§ **What you need to do**: Quote the records in full and leave their pictures out.

§ **Collection entries**:
==================================================

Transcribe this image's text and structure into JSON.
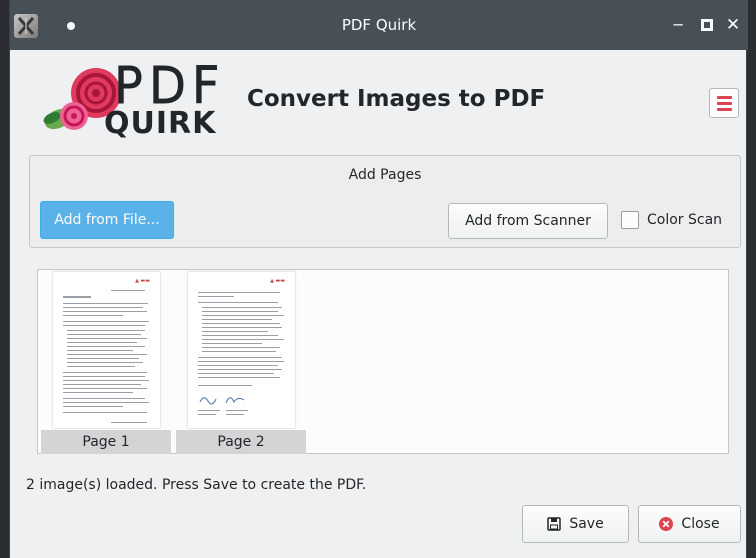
{
  "window": {
    "title": "PDF Quirk"
  },
  "logo": {
    "line1": "PDF",
    "line2": "QUIRK"
  },
  "header": {
    "title": "Convert Images to PDF"
  },
  "add_pages": {
    "title": "Add Pages",
    "add_from_file": "Add from File...",
    "add_from_scanner": "Add from Scanner",
    "color_scan_label": "Color Scan",
    "color_scan_checked": false
  },
  "pages": [
    {
      "label": "Page 1"
    },
    {
      "label": "Page 2"
    }
  ],
  "status": "2 image(s) loaded. Press Save to create the PDF.",
  "footer": {
    "save": "Save",
    "close": "Close"
  },
  "colors": {
    "accent": "#3daee9",
    "primary_button": "#5bb2e8",
    "titlebar": "#475057",
    "close_icon": "#da4453"
  }
}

==================================================

§ **Full response**:
Transcribe this image's text and structure into JSON.
{
  "window": {
    "title": "PDF Quirk"
  },
  "logo": {
    "line1": "PDF",
    "line2": "QUIRK"
  },
  "header": {
    "title": "Convert Images to PDF"
  },
  "add_pages": {
    "title": "Add Pages",
    "add_from_file": "Add from File...",
    "add_from_scanner": "Add from Scanner",
    "color_scan_label": "Color Scan",
    "color_scan_checked": false
  },
  "pages": [
    {
      "label": "Page 1"
    },
    {
      "label": "Page 2"
    }
  ],
  "status": "2 image(s) loaded. Press Save to create the PDF.",
  "footer": {
    "save": "Save",
    "close": "Close"
  },
  "colors": {
    "accent": "#3daee9",
    "primary_button": "#5bb2e8",
    "titlebar": "#475057",
    "close_icon": "#da4453"
  }
}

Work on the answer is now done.